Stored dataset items
● ● ● ● ● ● ●

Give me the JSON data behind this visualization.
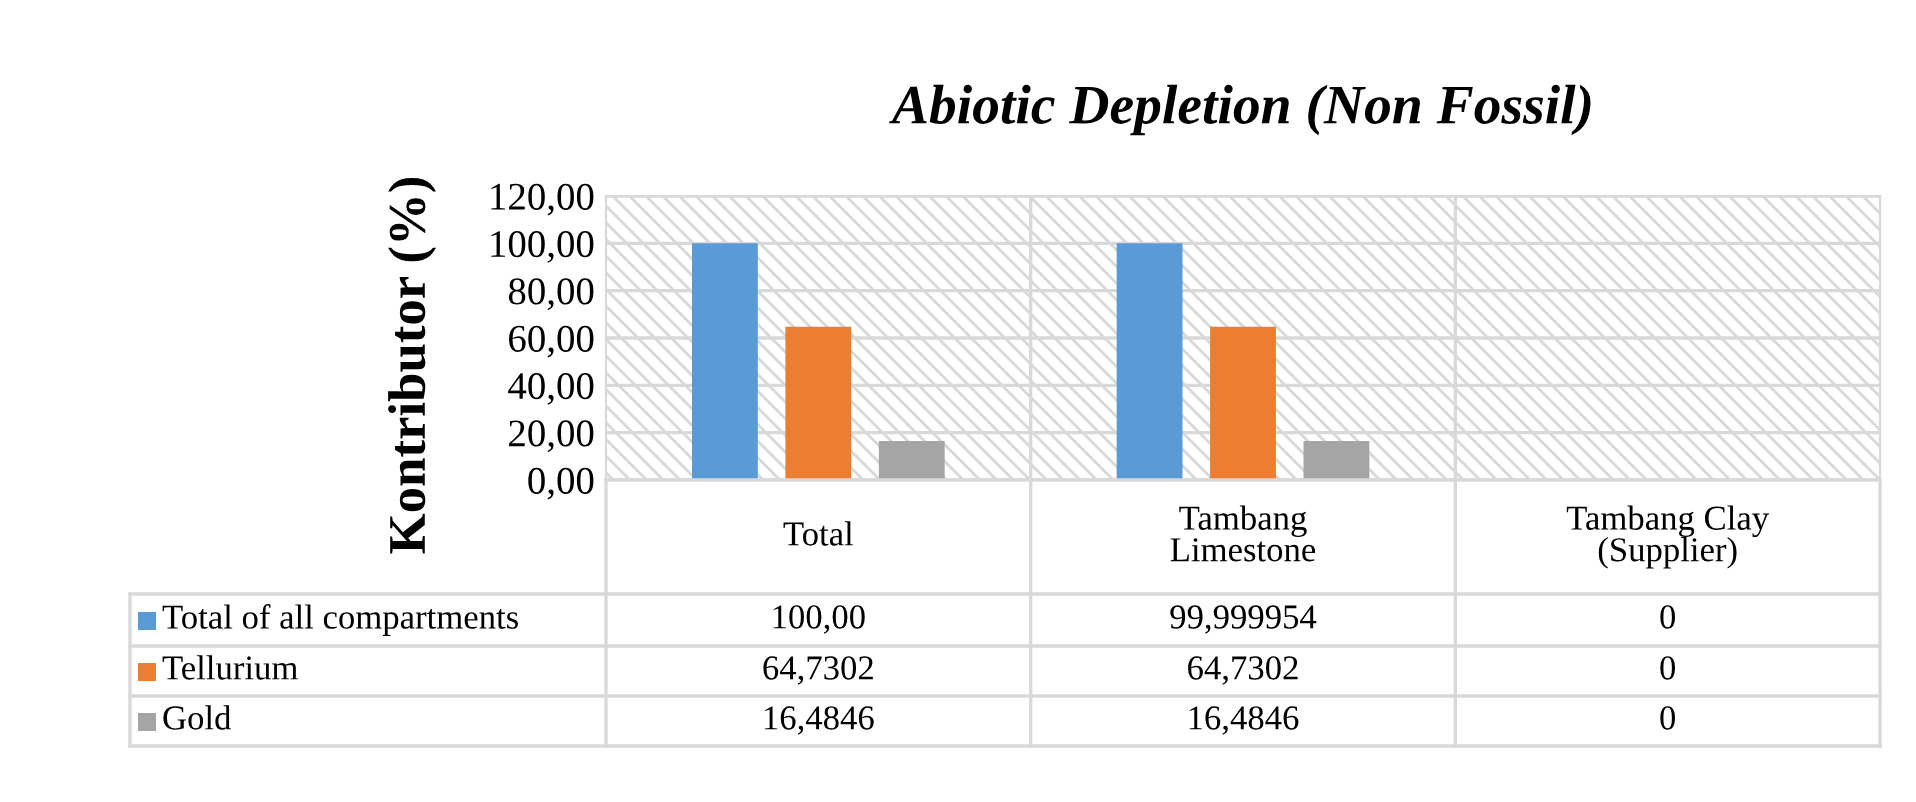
{
  "chart_data": {
    "type": "bar",
    "title": "Abiotic Depletion (Non Fossil)",
    "ylabel": "Kontributor (%)",
    "categories": [
      "Total",
      "Tambang\nLimestone",
      "Tambang Clay\n(Supplier)"
    ],
    "series": [
      {
        "name": "Total of all compartments",
        "color": "#5b9bd5",
        "values": [
          100,
          99.999954,
          0
        ],
        "value_labels": [
          "100,00",
          "99,999954",
          "0"
        ]
      },
      {
        "name": "Tellurium",
        "color": "#ed7d31",
        "values": [
          64.7302,
          64.7302,
          0
        ],
        "value_labels": [
          "64,7302",
          "64,7302",
          "0"
        ]
      },
      {
        "name": "Gold",
        "color": "#a5a5a5",
        "values": [
          16.4846,
          16.4846,
          0
        ],
        "value_labels": [
          "16,4846",
          "16,4846",
          "0"
        ]
      }
    ],
    "ylim": [
      0,
      120
    ],
    "yticks": [
      {
        "value": 0,
        "label": "0,00"
      },
      {
        "value": 20,
        "label": "20,00"
      },
      {
        "value": 40,
        "label": "40,00"
      },
      {
        "value": 60,
        "label": "60,00"
      },
      {
        "value": 80,
        "label": "80,00"
      },
      {
        "value": 100,
        "label": "100,00"
      },
      {
        "value": 120,
        "label": "120,00"
      }
    ],
    "grid": "y",
    "legend": "bottom left"
  }
}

● ● ● ● ● ● ●

* _THE TASK_
Drop the pictures and reproduce the rest of the entries above exactly.

* _TASK ANSWER_
Give me the JSON data behind this visualization.
{
  "chart_data": {
    "type": "bar",
    "title": "Abiotic Depletion (Non Fossil)",
    "ylabel": "Kontributor (%)",
    "categories": [
      "Total",
      "Tambang\nLimestone",
      "Tambang Clay\n(Supplier)"
    ],
    "series": [
      {
        "name": "Total of all compartments",
        "color": "#5b9bd5",
        "values": [
          100,
          99.999954,
          0
        ],
        "value_labels": [
          "100,00",
          "99,999954",
          "0"
        ]
      },
      {
        "name": "Tellurium",
        "color": "#ed7d31",
        "values": [
          64.7302,
          64.7302,
          0
        ],
        "value_labels": [
          "64,7302",
          "64,7302",
          "0"
        ]
      },
      {
        "name": "Gold",
        "color": "#a5a5a5",
        "values": [
          16.4846,
          16.4846,
          0
        ],
        "value_labels": [
          "16,4846",
          "16,4846",
          "0"
        ]
      }
    ],
    "ylim": [
      0,
      120
    ],
    "yticks": [
      {
        "value": 0,
        "label": "0,00"
      },
      {
        "value": 20,
        "label": "20,00"
      },
      {
        "value": 40,
        "label": "40,00"
      },
      {
        "value": 60,
        "label": "60,00"
      },
      {
        "value": 80,
        "label": "80,00"
      },
      {
        "value": 100,
        "label": "100,00"
      },
      {
        "value": 120,
        "label": "120,00"
      }
    ],
    "grid": "y",
    "legend": "bottom left"
  }
}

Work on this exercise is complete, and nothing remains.